Exercise directions:
Every record below should be printed exactly as it appears.

Collected data entries
========================

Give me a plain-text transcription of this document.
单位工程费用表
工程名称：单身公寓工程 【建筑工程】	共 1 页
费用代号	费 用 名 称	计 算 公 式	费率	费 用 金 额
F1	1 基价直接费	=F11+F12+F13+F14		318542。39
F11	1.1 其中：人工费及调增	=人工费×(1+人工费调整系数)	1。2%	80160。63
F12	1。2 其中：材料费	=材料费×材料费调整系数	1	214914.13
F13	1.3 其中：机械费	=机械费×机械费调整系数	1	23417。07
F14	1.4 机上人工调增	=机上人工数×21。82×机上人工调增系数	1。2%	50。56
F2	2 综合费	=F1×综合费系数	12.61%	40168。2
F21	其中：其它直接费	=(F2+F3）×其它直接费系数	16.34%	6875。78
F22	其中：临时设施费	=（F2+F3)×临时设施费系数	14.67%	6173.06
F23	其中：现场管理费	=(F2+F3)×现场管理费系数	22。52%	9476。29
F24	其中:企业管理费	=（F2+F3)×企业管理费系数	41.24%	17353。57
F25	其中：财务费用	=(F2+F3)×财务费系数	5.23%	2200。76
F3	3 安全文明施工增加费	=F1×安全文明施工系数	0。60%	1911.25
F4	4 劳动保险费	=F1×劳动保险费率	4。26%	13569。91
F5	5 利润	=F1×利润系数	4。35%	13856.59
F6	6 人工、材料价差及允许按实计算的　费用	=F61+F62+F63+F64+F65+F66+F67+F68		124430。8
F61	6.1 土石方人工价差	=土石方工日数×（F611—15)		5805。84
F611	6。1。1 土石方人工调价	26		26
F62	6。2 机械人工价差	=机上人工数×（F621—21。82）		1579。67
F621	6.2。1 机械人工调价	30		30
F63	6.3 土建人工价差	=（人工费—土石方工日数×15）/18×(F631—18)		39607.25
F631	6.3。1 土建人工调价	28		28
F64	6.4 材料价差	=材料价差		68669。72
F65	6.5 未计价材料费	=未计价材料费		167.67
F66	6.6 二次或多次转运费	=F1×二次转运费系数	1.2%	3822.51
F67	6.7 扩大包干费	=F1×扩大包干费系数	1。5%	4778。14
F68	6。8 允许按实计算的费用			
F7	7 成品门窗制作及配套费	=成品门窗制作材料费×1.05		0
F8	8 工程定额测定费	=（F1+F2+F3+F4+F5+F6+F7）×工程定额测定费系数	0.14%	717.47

========================

Output below:
Give me a plain-text transcription of this document.
单位工程费用表
工程名称：单身公寓工程 【建筑工程】	共 1 页
费用代号	费 用 名 称	计 算 公 式	费率	费 用 金 额
F1	1 基价直接费	=F11+F12+F13+F14		318542。39
F11	1.1 其中：人工费及调增	=人工费×(1+人工费调整系数)	1。2%	80160。63
F12	1。2 其中：材料费	=材料费×材料费调整系数	1	214914.13
F13	1.3 其中：机械费	=机械费×机械费调整系数	1	23417。07
F14	1.4 机上人工调增	=机上人工数×21。82×机上人工调增系数	1。2%	50。56
F2	2 综合费	=F1×综合费系数	12.61%	40168。2
F21	其中：其它直接费	=(F2+F3）×其它直接费系数	16.34%	6875。78
F22	其中：临时设施费	=（F2+F3)×临时设施费系数	14.67%	6173.06
F23	其中：现场管理费	=(F2+F3)×现场管理费系数	22。52%	9476。29
F24	其中:企业管理费	=（F2+F3)×企业管理费系数	41.24%	17353。57
F25	其中：财务费用	=(F2+F3)×财务费系数	5.23%	2200。76
F3	3 安全文明施工增加费	=F1×安全文明施工系数	0。60%	1911.25
F4	4 劳动保险费	=F1×劳动保险费率	4。26%	13569。91
F5	5 利润	=F1×利润系数	4。35%	13856.59
F6	6 人工、材料价差及允许按实计算的　费用	=F61+F62+F63+F64+F65+F66+F67+F68		124430。8
F61	6.1 土石方人工价差	=土石方工日数×（F611—15)		5805。84
F611	6。1。1 土石方人工调价	26		26
F62	6。2 机械人工价差	=机上人工数×（F621—21。82）		1579。67
F621	6.2。1 机械人工调价	30		30
F63	6.3 土建人工价差	=（人工费—土石方工日数×15）/18×(F631—18)		39607.25
F631	6.3。1 土建人工调价	28		28
F64	6.4 材料价差	=材料价差		68669。72
F65	6.5 未计价材料费	=未计价材料费		167.67
F66	6.6 二次或多次转运费	=F1×二次转运费系数	1.2%	3822.51
F67	6.7 扩大包干费	=F1×扩大包干费系数	1。5%	4778。14
F68	6。8 允许按实计算的费用			
F7	7 成品门窗制作及配套费	=成品门窗制作材料费×1.05		0
F8	8 工程定额测定费	=（F1+F2+F3+F4+F5+F6+F7）×工程定额测定费系数	0.14%	717.47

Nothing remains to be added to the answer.